__WHAT IS EXPECTED__. Pictures aside, can you reproduce the records word for word?

__DATA PROVIDED__.
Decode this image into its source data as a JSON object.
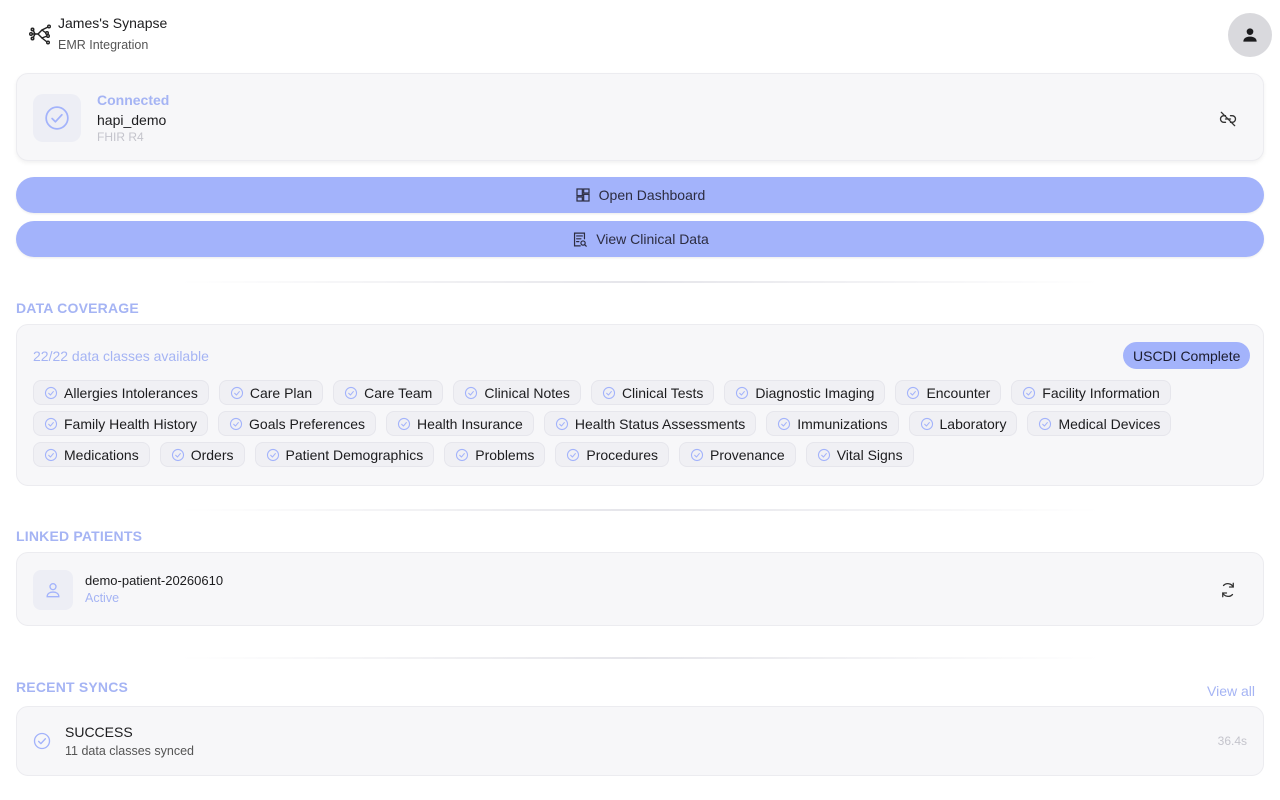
{
  "header": {
    "title": "James's Synapse",
    "subtitle": "EMR Integration",
    "logo_icon": "synapse-logo-icon",
    "account_icon": "person-icon"
  },
  "connection": {
    "status": "Connected",
    "name": "hapi_demo",
    "protocol": "FHIR R4",
    "status_icon": "check-circle-icon",
    "disconnect_icon": "link-off-icon"
  },
  "actions": {
    "dashboard_label": "Open Dashboard",
    "clinical_label": "View Clinical Data"
  },
  "coverage": {
    "section_title": "DATA COVERAGE",
    "count_text": "22/22 data classes available",
    "badge": "USCDI Complete",
    "classes": [
      "Allergies Intolerances",
      "Care Plan",
      "Care Team",
      "Clinical Notes",
      "Clinical Tests",
      "Diagnostic Imaging",
      "Encounter",
      "Facility Information",
      "Family Health History",
      "Goals Preferences",
      "Health Insurance",
      "Health Status Assessments",
      "Immunizations",
      "Laboratory",
      "Medical Devices",
      "Medications",
      "Orders",
      "Patient Demographics",
      "Problems",
      "Procedures",
      "Provenance",
      "Vital Signs"
    ]
  },
  "patients": {
    "section_title": "LINKED PATIENTS",
    "items": [
      {
        "id": "demo-patient-20260610",
        "status": "Active"
      }
    ]
  },
  "syncs": {
    "section_title": "RECENT SYNCS",
    "view_all": "View all",
    "items": [
      {
        "status": "SUCCESS",
        "description": "11 data classes synced",
        "duration": "36.4s"
      }
    ]
  },
  "colors": {
    "accent": "#a3b3fb",
    "accent_text": "#a5b4f4",
    "card_bg": "#f7f7f9"
  }
}
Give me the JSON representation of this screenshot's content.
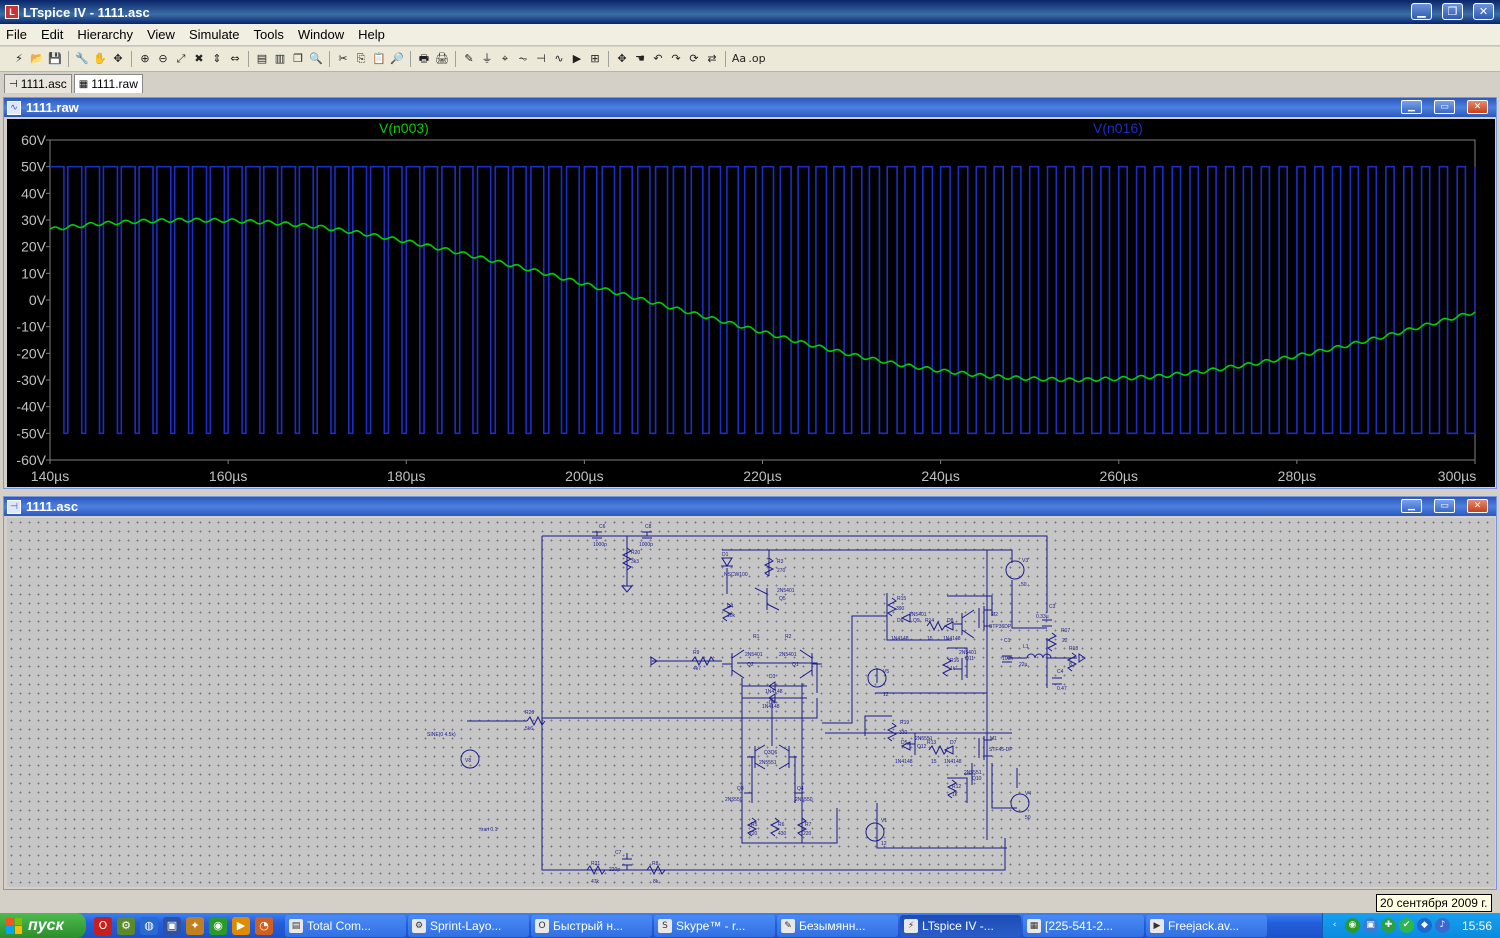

__ANSWER TO THIS EXERCISE__.
Decode this image into its source data as a JSON object.
{
  "header": {
    "title": "James's Synapse",
    "subtitle": "EMR Integration",
    "logo_icon": "synapse-logo-icon",
    "account_icon": "person-icon"
  },
  "connection": {
    "status": "Connected",
    "name": "hapi_demo",
    "protocol": "FHIR R4",
    "status_icon": "check-circle-icon",
    "disconnect_icon": "link-off-icon"
  },
  "actions": {
    "dashboard_label": "Open Dashboard",
    "clinical_label": "View Clinical Data"
  },
  "coverage": {
    "section_title": "DATA COVERAGE",
    "count_text": "22/22 data classes available",
    "badge": "USCDI Complete",
    "classes": [
      "Allergies Intolerances",
      "Care Plan",
      "Care Team",
      "Clinical Notes",
      "Clinical Tests",
      "Diagnostic Imaging",
      "Encounter",
      "Facility Information",
      "Family Health History",
      "Goals Preferences",
      "Health Insurance",
      "Health Status Assessments",
      "Immunizations",
      "Laboratory",
      "Medical Devices",
      "Medications",
      "Orders",
      "Patient Demographics",
      "Problems",
      "Procedures",
      "Provenance",
      "Vital Signs"
    ]
  },
  "patients": {
    "section_title": "LINKED PATIENTS",
    "items": [
      {
        "id": "demo-patient-20260610",
        "status": "Active"
      }
    ]
  },
  "syncs": {
    "section_title": "RECENT SYNCS",
    "view_all": "View all",
    "items": [
      {
        "status": "SUCCESS",
        "description": "11 data classes synced",
        "duration": "36.4s"
      }
    ]
  },
  "colors": {
    "accent": "#a3b3fb",
    "accent_text": "#a5b4f4",
    "card_bg": "#f7f7f9"
  }
}
Give me the JSON representation of this screenshot's content.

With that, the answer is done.